◆ **WHAT YOU ARE ASKED TO DO**
As the answer, give a copy of each line below that includes the word "strip".

◆ **MATERIAL SUPPLIED**
.....
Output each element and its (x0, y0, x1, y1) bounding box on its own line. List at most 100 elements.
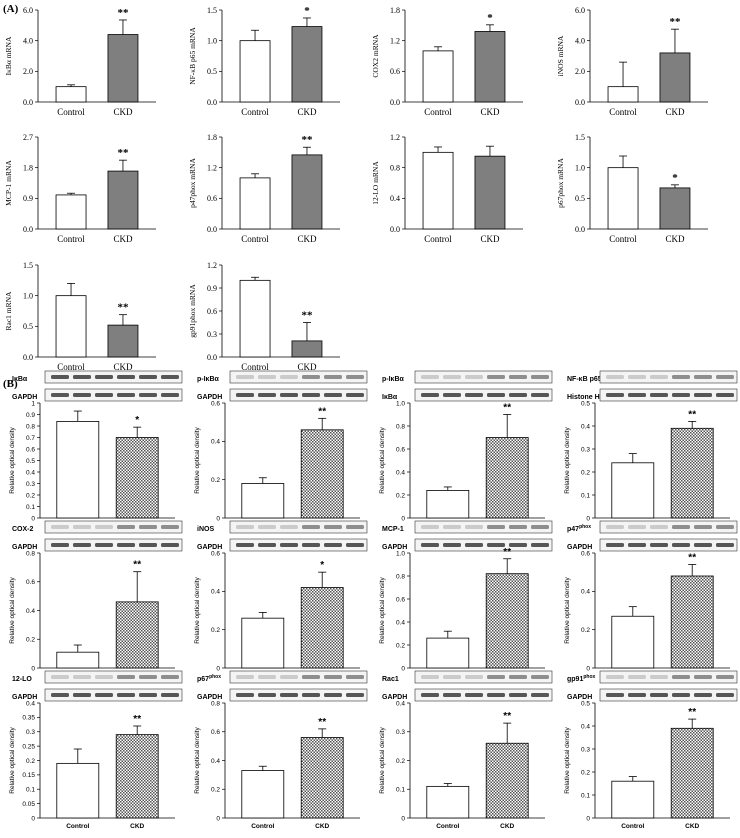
significance-marker: ** (117, 147, 129, 159)
blot-band (694, 393, 712, 397)
blot-strip (599, 670, 738, 684)
blot-band (509, 525, 527, 529)
blot-strip (229, 520, 368, 534)
y-tick-label: 0.6 (26, 579, 35, 586)
blot-band (487, 375, 505, 379)
blot-band (487, 525, 505, 529)
blot-band (139, 525, 157, 529)
y-axis-label: gp91phox mRNA (188, 284, 197, 338)
y-tick-label: 0.8 (26, 550, 35, 557)
bar-control (239, 177, 271, 230)
chart-b_rac1: 0 0.1 0.2 0.3 0.4 Relative optical density Con… (379, 700, 545, 830)
blot-band (258, 375, 276, 379)
y-tick-label: 0.4 (26, 469, 35, 476)
y-tick-label: 0.15 (22, 772, 35, 779)
blot-strip (44, 670, 183, 684)
bar-control (56, 651, 100, 669)
y-axis-label: iNOS mRNA (556, 35, 565, 76)
blot-strip (599, 370, 738, 384)
y-tick-label: 0.0 (390, 225, 400, 234)
blot-band (280, 525, 298, 529)
y-tick-label: 1.2 (207, 261, 217, 270)
chart-b_pikba2: 0 0.2 0.4 0.6 0.8 1.0 Relative optical density… (379, 400, 545, 530)
blot-label-main: p67 (197, 676, 209, 683)
bar-ckd (474, 31, 506, 103)
y-tick-label: 1.5 (207, 6, 217, 15)
blot-band (324, 675, 342, 679)
blot-band (716, 543, 734, 547)
blot-band (628, 543, 646, 547)
y-tick-label: 0.8 (396, 573, 405, 580)
blot-strip (229, 538, 368, 552)
y-tick-label: 1.5 (23, 261, 33, 270)
blot-label-main: p47 (567, 526, 579, 533)
y-tick-label: 0.6 (207, 307, 217, 316)
y-tick-label: 0.4 (396, 619, 405, 626)
y-axis-label: IκBα mRNA (4, 36, 13, 75)
bar-ckd (670, 575, 714, 669)
y-tick-label: 0.4 (26, 700, 35, 707)
y-axis-label: Relative optical density (9, 727, 16, 794)
blot-band (443, 393, 461, 397)
y-tick-label: 0.8 (26, 423, 35, 430)
blot-label: IκBα (12, 376, 28, 383)
y-tick-label: 0.2 (211, 477, 220, 484)
y-tick-label: 0.8 (396, 423, 405, 430)
y-tick-label: 1.0 (207, 36, 217, 45)
significance-marker: * (487, 12, 493, 24)
blot-band (509, 375, 527, 379)
blot-band (606, 675, 624, 679)
blot-band (117, 693, 135, 697)
y-tick-label: 0.5 (581, 700, 590, 707)
y-tick-label: 1.2 (207, 163, 217, 172)
bar-ckd (474, 155, 506, 230)
blot-band (716, 375, 734, 379)
blot-band (236, 693, 254, 697)
y-axis-label: Relative optical density (379, 727, 386, 794)
blot-band (280, 375, 298, 379)
bar-control (55, 194, 87, 230)
blot-band (531, 543, 549, 547)
y-tick-label: 4.0 (575, 36, 585, 45)
blot-band (51, 543, 69, 547)
blot-band (117, 393, 135, 397)
blot-band (95, 525, 113, 529)
blot-band (694, 375, 712, 379)
bar-ckd (107, 170, 139, 230)
blot-band (421, 375, 439, 379)
y-tick-label: 0.5 (26, 458, 35, 465)
blot-band (465, 375, 483, 379)
blot-band (324, 543, 342, 547)
bar-control (241, 483, 285, 519)
blot-band (606, 375, 624, 379)
y-tick-label: 0.8 (390, 163, 400, 172)
blot-band (258, 675, 276, 679)
bar-control (611, 780, 655, 819)
chart-a_nfkb: 0.0 0.5 1.0 1.5 NF-κB p65 mRNA Control CKD * (188, 5, 340, 117)
y-tick-label: 0.3 (581, 746, 590, 753)
blot-band (302, 393, 320, 397)
y-axis-label: Relative optical density (564, 727, 571, 794)
blot-band (694, 675, 712, 679)
y-tick-label: 0 (216, 515, 220, 522)
y-tick-label: 1.0 (396, 400, 405, 407)
y-tick-label: 0.6 (211, 400, 220, 407)
bar-ckd (485, 573, 529, 669)
significance-marker: ** (117, 7, 129, 19)
chart-b_12lo: 0 0.05 0.1 0.15 0.2 0.25 0.3 0.35 0.4 Relative op… (9, 700, 175, 830)
blot-band (694, 693, 712, 697)
category-label: Control (57, 362, 85, 372)
blot-band (324, 393, 342, 397)
blot-label: GAPDH (12, 394, 37, 401)
y-tick-label: 0 (216, 665, 220, 672)
y-tick-label: 0.6 (211, 729, 220, 736)
y-tick-label: 0.35 (22, 715, 35, 722)
blot-strip (599, 538, 738, 552)
category-label: CKD (500, 823, 514, 830)
y-tick-label: 0.1 (26, 504, 35, 511)
y-tick-label: 0.6 (26, 446, 35, 453)
blot-band (672, 393, 690, 397)
y-tick-label: 1.2 (390, 36, 400, 45)
blot-strip (229, 370, 368, 384)
blot-band (302, 375, 320, 379)
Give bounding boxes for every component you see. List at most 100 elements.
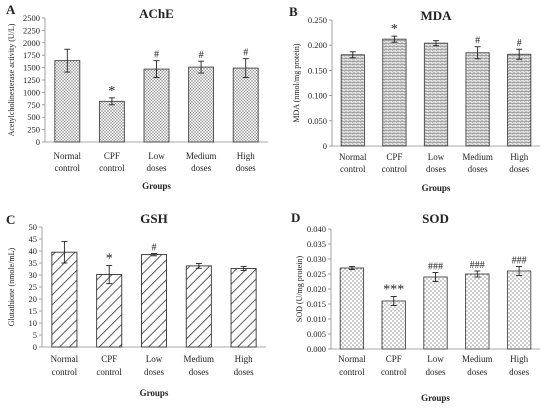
x-tick-label: Medium — [186, 151, 217, 161]
significance-marker: # — [152, 242, 157, 253]
x-tick-label: control — [340, 164, 366, 174]
significance-marker: * — [106, 251, 113, 266]
significance-marker: ### — [512, 256, 527, 267]
x-tick-label: control — [99, 163, 125, 173]
panel-letter: A — [6, 2, 16, 17]
y-tick-label: 0.150 — [308, 65, 327, 75]
x-tick-label: Medium — [462, 354, 493, 364]
chart-panel-c: C GSH 0 5 10 15 20 25 30 35 40 45 50 Glutathione (nmo… — [6, 211, 266, 398]
x-tick-label: CPF — [101, 354, 117, 364]
y-tick-label: 10 — [29, 318, 38, 328]
x-tick-label: doses — [468, 164, 488, 174]
bar — [230, 268, 257, 348]
significance-marker: ### — [470, 260, 485, 271]
bar — [506, 270, 532, 350]
y-tick-label: 0.020 — [307, 284, 326, 294]
y-tick-label: 40 — [29, 246, 38, 256]
x-tick-label: doses — [144, 367, 164, 377]
y-axis-label: MDA (nmol/mg protein) — [292, 43, 301, 122]
y-tick-label: 0.030 — [307, 254, 326, 264]
bar — [465, 273, 490, 350]
y-tick-label: 0 — [33, 342, 37, 352]
x-tick-label: Low — [146, 354, 163, 364]
y-tick-label: 30 — [29, 270, 38, 280]
x-tick-label: Normal — [339, 152, 367, 162]
y-axis-label: Glutathione (nmole/mL) — [7, 247, 16, 326]
x-tick-label: control — [381, 367, 407, 377]
y-tick-label: 0.200 — [308, 40, 327, 50]
bar — [465, 52, 490, 147]
y-tick-label: 0.250 — [308, 15, 327, 25]
x-tick-label: High — [235, 354, 254, 364]
x-tick-label: Medium — [462, 152, 493, 162]
x-tick-label: doses — [236, 163, 256, 173]
x-axis-label: Groups — [422, 183, 451, 193]
significance-marker: *** — [383, 283, 404, 298]
x-axis-label: Groups — [142, 181, 171, 191]
y-tick-label: 0.100 — [308, 91, 327, 101]
y-tick-label: 1000 — [23, 87, 40, 97]
chart-panel-b: B MDA 0 0.050 0.100 0.150 0.200 0.250 MDA (nmol/… — [289, 4, 540, 193]
panel-letter: D — [291, 210, 300, 225]
bar — [339, 267, 365, 350]
bar — [188, 66, 215, 143]
x-tick-label: doses — [191, 163, 211, 173]
y-tick-label: 0.035 — [307, 239, 326, 249]
y-tick-label: 0.000 — [307, 344, 326, 354]
y-tick-label: 15 — [29, 306, 38, 316]
y-tick-label: 20 — [29, 294, 38, 304]
significance-marker: # — [475, 36, 480, 47]
significance-marker: # — [154, 50, 159, 61]
bar — [382, 38, 407, 147]
y-tick-label: 35 — [29, 258, 38, 268]
x-tick-label: doses — [426, 164, 446, 174]
y-tick-label: 25 — [29, 282, 38, 292]
significance-marker: ### — [428, 262, 443, 273]
bar — [340, 54, 365, 147]
chart-title: MDA — [420, 8, 452, 23]
x-tick-label: CPF — [386, 354, 402, 364]
y-tick-label: 0.040 — [307, 224, 326, 234]
chart-panel-d: D SOD 0.000 0.005 0.010 0.015 0.020 0.025 0.030 0… — [291, 210, 540, 403]
x-tick-label: control — [55, 163, 81, 173]
y-tick-label: 1250 — [23, 75, 40, 85]
y-tick-label: 0 — [323, 141, 327, 151]
y-tick-label: 2250 — [23, 25, 40, 35]
chart-panels: A AChE02505007501000125015001750200022502… — [6, 2, 540, 403]
bar — [507, 53, 532, 147]
y-tick-label: 2000 — [23, 38, 40, 48]
y-tick-label: 2500 — [23, 13, 40, 23]
y-tick-label: 0.015 — [307, 299, 326, 309]
x-tick-label: Low — [427, 354, 444, 364]
y-tick-label: 250 — [27, 125, 40, 135]
bar — [232, 67, 259, 143]
x-tick-label: doses — [467, 367, 487, 377]
y-tick-label: 500 — [27, 112, 40, 122]
bar — [143, 68, 170, 143]
y-tick-label: 0.050 — [308, 116, 327, 126]
x-tick-label: doses — [189, 367, 209, 377]
bar — [185, 265, 212, 348]
x-tick-label: Normal — [338, 354, 366, 364]
bar — [141, 254, 167, 348]
bar — [54, 60, 81, 143]
chart-title: GSH — [140, 211, 167, 226]
x-tick-label: CPF — [104, 151, 120, 161]
x-tick-label: control — [96, 367, 122, 377]
x-tick-label: doses — [234, 367, 254, 377]
x-axis-label: Groups — [140, 388, 169, 398]
x-tick-label: Low — [428, 152, 445, 162]
x-tick-label: High — [237, 151, 256, 161]
x-tick-label: doses — [147, 163, 167, 173]
y-axis-label: SOD (U/mg protein) — [295, 256, 304, 323]
y-tick-label: 0.005 — [307, 329, 326, 339]
significance-marker: # — [243, 48, 248, 59]
bar — [423, 276, 448, 350]
x-tick-label: control — [382, 164, 408, 174]
significance-marker: * — [108, 84, 115, 99]
y-tick-label: 5 — [33, 330, 37, 340]
significance-marker: * — [391, 22, 398, 37]
y-tick-label: 0.025 — [307, 269, 326, 279]
significance-marker: # — [199, 50, 204, 61]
.....
◆ **EXERCISE SOLUTION**
blot-strip (599, 670, 738, 684)
blot-strip (229, 520, 368, 534)
blot-strip (44, 670, 183, 684)
blot-strip (599, 370, 738, 384)
blot-strip (229, 538, 368, 552)
blot-strip (599, 538, 738, 552)
blot-strip (229, 370, 368, 384)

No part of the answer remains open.